[Start of The input]
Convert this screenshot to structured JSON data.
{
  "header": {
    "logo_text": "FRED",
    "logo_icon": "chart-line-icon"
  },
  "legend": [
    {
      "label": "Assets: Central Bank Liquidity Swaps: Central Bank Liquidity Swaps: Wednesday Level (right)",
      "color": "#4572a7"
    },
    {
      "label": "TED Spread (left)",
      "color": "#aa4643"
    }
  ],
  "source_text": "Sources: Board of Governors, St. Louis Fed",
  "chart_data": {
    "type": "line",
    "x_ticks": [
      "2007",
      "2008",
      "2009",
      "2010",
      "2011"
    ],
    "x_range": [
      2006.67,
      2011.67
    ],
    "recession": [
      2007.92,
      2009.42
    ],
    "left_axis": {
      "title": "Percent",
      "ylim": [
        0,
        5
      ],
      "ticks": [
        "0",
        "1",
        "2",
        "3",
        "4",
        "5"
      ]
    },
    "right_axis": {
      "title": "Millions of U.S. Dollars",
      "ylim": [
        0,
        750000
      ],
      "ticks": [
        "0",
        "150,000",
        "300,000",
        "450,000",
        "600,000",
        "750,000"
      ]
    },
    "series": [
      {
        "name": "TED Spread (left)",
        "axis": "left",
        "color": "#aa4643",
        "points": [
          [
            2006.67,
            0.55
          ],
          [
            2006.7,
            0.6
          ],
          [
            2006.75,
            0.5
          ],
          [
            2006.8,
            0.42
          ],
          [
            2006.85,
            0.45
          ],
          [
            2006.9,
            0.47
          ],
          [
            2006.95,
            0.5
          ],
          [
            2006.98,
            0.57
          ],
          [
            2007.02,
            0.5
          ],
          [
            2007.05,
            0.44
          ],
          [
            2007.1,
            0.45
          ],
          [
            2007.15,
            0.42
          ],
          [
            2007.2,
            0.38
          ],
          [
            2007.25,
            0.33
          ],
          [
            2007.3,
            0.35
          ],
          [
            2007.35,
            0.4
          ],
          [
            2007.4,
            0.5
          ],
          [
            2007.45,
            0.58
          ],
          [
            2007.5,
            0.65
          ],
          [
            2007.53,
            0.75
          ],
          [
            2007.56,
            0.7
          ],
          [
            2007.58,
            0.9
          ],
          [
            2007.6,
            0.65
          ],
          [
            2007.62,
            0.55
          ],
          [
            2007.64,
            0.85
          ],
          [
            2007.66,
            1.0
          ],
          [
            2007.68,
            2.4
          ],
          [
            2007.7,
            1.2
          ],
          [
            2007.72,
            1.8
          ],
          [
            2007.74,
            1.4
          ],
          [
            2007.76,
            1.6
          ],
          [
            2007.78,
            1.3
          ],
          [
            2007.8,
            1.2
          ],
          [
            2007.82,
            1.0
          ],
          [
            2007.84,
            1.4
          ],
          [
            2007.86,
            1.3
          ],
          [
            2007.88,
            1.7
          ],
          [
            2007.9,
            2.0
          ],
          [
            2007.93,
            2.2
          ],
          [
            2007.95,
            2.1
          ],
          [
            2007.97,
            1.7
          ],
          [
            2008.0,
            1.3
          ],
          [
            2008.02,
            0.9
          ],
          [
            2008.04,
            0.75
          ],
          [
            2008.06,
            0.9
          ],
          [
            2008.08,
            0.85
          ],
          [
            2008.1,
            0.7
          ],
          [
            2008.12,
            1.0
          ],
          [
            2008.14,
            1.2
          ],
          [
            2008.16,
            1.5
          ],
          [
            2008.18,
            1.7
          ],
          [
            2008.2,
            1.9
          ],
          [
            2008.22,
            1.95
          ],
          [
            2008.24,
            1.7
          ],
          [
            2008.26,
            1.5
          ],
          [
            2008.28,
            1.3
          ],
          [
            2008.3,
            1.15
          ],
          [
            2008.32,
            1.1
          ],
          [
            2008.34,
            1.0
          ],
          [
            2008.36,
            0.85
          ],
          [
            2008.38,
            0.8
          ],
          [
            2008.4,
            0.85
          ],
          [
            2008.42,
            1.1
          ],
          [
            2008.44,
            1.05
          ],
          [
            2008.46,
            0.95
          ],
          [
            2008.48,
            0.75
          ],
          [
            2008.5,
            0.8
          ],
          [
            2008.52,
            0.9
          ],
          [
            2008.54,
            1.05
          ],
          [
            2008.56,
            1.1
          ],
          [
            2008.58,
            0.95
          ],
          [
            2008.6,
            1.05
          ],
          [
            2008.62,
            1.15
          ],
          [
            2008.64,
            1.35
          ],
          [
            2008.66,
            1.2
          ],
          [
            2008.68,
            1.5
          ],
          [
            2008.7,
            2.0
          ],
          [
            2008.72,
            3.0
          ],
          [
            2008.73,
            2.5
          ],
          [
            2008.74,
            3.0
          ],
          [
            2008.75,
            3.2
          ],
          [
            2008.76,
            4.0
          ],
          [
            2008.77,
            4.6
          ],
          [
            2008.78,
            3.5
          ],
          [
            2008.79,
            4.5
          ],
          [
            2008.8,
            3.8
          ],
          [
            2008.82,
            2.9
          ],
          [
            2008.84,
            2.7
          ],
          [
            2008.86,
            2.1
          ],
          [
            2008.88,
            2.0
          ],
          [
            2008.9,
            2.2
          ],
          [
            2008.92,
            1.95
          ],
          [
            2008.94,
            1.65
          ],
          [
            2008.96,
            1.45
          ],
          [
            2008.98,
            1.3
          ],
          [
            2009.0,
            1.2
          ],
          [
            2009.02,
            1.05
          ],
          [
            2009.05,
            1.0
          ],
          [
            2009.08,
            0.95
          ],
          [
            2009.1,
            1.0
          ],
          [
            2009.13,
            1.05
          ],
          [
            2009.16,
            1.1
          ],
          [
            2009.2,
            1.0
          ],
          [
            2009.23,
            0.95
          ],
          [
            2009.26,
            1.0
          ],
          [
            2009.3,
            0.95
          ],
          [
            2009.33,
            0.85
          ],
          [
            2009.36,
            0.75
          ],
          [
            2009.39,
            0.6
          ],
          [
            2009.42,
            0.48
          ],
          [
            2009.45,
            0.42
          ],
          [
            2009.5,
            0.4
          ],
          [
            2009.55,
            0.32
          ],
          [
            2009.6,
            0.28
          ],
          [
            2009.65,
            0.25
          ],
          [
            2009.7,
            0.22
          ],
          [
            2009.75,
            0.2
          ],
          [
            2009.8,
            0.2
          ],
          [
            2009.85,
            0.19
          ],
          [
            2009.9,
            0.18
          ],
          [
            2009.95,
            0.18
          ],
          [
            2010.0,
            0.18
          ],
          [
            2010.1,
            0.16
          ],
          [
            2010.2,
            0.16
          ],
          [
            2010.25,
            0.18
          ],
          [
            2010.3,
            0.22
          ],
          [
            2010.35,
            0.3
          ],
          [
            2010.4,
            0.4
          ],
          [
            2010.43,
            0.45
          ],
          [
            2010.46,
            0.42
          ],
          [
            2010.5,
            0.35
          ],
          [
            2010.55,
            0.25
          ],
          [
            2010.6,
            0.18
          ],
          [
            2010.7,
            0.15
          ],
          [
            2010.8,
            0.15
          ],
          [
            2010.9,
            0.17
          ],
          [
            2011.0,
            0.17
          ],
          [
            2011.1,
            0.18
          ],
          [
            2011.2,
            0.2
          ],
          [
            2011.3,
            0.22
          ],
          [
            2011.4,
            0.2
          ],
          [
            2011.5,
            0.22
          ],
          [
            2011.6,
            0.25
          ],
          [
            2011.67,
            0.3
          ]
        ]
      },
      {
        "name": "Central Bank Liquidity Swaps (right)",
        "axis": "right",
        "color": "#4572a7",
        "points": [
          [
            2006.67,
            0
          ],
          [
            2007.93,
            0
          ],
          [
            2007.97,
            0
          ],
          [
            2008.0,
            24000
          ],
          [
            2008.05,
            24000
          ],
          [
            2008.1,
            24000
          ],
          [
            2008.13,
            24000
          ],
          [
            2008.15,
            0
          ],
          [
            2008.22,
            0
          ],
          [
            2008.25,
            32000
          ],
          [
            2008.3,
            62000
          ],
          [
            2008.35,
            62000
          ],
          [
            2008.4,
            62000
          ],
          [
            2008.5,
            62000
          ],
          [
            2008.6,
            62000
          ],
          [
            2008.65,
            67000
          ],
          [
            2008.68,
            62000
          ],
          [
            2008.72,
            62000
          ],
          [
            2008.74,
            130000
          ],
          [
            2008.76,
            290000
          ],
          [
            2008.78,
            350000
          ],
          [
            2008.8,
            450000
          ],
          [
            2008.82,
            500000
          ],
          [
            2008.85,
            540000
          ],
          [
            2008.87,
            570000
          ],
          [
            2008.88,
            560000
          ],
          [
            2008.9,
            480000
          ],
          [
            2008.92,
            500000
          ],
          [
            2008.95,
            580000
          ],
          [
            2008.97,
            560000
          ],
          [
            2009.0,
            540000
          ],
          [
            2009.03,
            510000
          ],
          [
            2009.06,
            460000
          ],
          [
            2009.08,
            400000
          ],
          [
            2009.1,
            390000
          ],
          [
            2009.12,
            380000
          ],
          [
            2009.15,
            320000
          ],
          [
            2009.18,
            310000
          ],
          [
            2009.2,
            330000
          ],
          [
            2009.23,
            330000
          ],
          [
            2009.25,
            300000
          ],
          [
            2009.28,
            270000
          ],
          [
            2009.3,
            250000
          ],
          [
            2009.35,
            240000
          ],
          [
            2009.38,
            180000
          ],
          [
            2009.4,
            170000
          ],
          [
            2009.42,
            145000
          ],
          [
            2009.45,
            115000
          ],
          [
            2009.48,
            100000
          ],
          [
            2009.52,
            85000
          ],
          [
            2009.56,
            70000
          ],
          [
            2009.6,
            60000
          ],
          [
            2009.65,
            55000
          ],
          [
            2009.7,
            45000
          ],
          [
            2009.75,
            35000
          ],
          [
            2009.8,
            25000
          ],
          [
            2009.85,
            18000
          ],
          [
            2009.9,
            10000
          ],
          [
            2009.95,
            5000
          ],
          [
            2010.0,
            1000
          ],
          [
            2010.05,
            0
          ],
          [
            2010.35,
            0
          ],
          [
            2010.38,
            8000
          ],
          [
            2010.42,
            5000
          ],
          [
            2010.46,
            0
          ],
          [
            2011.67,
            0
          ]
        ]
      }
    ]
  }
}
[End of The input]
◆ Work required ◆
Find and count the lines of the data that include the string "Bank", and report that figure by itself.

◆ Solution for this problem ◆
2